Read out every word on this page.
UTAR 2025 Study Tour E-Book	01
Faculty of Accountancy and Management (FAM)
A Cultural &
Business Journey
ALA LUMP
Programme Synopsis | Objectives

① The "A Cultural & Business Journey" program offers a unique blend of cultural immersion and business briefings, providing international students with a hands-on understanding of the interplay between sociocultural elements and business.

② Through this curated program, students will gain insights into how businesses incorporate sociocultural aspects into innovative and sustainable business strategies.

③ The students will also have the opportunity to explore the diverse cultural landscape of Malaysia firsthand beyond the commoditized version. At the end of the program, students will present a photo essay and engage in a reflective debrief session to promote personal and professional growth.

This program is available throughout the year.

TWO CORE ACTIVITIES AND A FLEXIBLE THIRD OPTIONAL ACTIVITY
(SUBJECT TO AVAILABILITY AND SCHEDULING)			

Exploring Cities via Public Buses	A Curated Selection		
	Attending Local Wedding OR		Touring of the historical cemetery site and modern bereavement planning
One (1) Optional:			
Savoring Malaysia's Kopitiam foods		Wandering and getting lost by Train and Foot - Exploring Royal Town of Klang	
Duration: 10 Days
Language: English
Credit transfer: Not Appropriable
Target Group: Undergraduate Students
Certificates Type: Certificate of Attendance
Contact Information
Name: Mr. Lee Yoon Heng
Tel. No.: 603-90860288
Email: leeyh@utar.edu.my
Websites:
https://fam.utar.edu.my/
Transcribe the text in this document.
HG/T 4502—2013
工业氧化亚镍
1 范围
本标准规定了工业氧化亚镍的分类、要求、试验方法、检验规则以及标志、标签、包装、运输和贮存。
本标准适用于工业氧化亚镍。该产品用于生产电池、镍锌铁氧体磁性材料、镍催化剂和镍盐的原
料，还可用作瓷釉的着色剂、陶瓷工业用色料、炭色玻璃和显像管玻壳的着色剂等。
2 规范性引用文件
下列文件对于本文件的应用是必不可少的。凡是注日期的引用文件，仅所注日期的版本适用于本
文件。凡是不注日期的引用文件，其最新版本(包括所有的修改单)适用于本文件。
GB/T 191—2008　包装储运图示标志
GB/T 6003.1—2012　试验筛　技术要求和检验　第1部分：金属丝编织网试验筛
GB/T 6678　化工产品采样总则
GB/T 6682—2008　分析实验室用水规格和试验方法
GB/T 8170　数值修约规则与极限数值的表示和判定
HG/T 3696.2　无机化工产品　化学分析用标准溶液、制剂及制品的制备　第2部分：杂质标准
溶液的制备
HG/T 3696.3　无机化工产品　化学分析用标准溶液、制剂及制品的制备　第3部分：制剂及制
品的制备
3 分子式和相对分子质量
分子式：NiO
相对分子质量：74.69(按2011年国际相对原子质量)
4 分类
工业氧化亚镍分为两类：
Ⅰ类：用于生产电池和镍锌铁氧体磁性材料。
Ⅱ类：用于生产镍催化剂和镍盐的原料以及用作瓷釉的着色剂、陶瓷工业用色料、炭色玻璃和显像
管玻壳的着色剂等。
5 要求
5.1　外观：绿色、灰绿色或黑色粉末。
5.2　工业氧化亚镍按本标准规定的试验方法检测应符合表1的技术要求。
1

=======

- [What to work on]
Write out all of the records above exactly as they appear.

- [Task result]
Read out every word on this page.
UTAR 2025 Study Tour E-Book	01
Faculty of Accountancy and Management (FAM)
A Cultural &
Business Journey
ALA LUMP
Programme Synopsis | Objectives

① The "A Cultural & Business Journey" program offers a unique blend of cultural immersion and business briefings, providing international students with a hands-on understanding of the interplay between sociocultural elements and business.

② Through this curated program, students will gain insights into how businesses incorporate sociocultural aspects into innovative and sustainable business strategies.

③ The students will also have the opportunity to explore the diverse cultural landscape of Malaysia firsthand beyond the commoditized version. At the end of the program, students will present a photo essay and engage in a reflective debrief session to promote personal and professional growth.

This program is available throughout the year.

TWO CORE ACTIVITIES AND A FLEXIBLE THIRD OPTIONAL ACTIVITY
(SUBJECT TO AVAILABILITY AND SCHEDULING)			

Exploring Cities via Public Buses	A Curated Selection		
	Attending Local Wedding OR		Touring of the historical cemetery site and modern bereavement planning
One (1) Optional:			
Savoring Malaysia's Kopitiam foods		Wandering and getting lost by Train and Foot - Exploring Royal Town of Klang	
Duration: 10 Days
Language: English
Credit transfer: Not Appropriable
Target Group: Undergraduate Students
Certificates Type: Certificate of Attendance
Contact Information
Name: Mr. Lee Yoon Heng
Tel. No.: 603-90860288
Email: leeyh@utar.edu.my
Websites:
https://fam.utar.edu.my/
Transcribe the text in this document.
HG/T 4502—2013
工业氧化亚镍
1 范围
本标准规定了工业氧化亚镍的分类、要求、试验方法、检验规则以及标志、标签、包装、运输和贮存。
本标准适用于工业氧化亚镍。该产品用于生产电池、镍锌铁氧体磁性材料、镍催化剂和镍盐的原
料，还可用作瓷釉的着色剂、陶瓷工业用色料、炭色玻璃和显像管玻壳的着色剂等。
2 规范性引用文件
下列文件对于本文件的应用是必不可少的。凡是注日期的引用文件，仅所注日期的版本适用于本
文件。凡是不注日期的引用文件，其最新版本(包括所有的修改单)适用于本文件。
GB/T 191—2008　包装储运图示标志
GB/T 6003.1—2012　试验筛　技术要求和检验　第1部分：金属丝编织网试验筛
GB/T 6678　化工产品采样总则
GB/T 6682—2008　分析实验室用水规格和试验方法
GB/T 8170　数值修约规则与极限数值的表示和判定
HG/T 3696.2　无机化工产品　化学分析用标准溶液、制剂及制品的制备　第2部分：杂质标准
溶液的制备
HG/T 3696.3　无机化工产品　化学分析用标准溶液、制剂及制品的制备　第3部分：制剂及制
品的制备
3 分子式和相对分子质量
分子式：NiO
相对分子质量：74.69(按2011年国际相对原子质量)
4 分类
工业氧化亚镍分为两类：
Ⅰ类：用于生产电池和镍锌铁氧体磁性材料。
Ⅱ类：用于生产镍催化剂和镍盐的原料以及用作瓷釉的着色剂、陶瓷工业用色料、炭色玻璃和显像
管玻壳的着色剂等。
5 要求
5.1　外观：绿色、灰绿色或黑色粉末。
5.2　工业氧化亚镍按本标准规定的试验方法检测应符合表1的技术要求。
1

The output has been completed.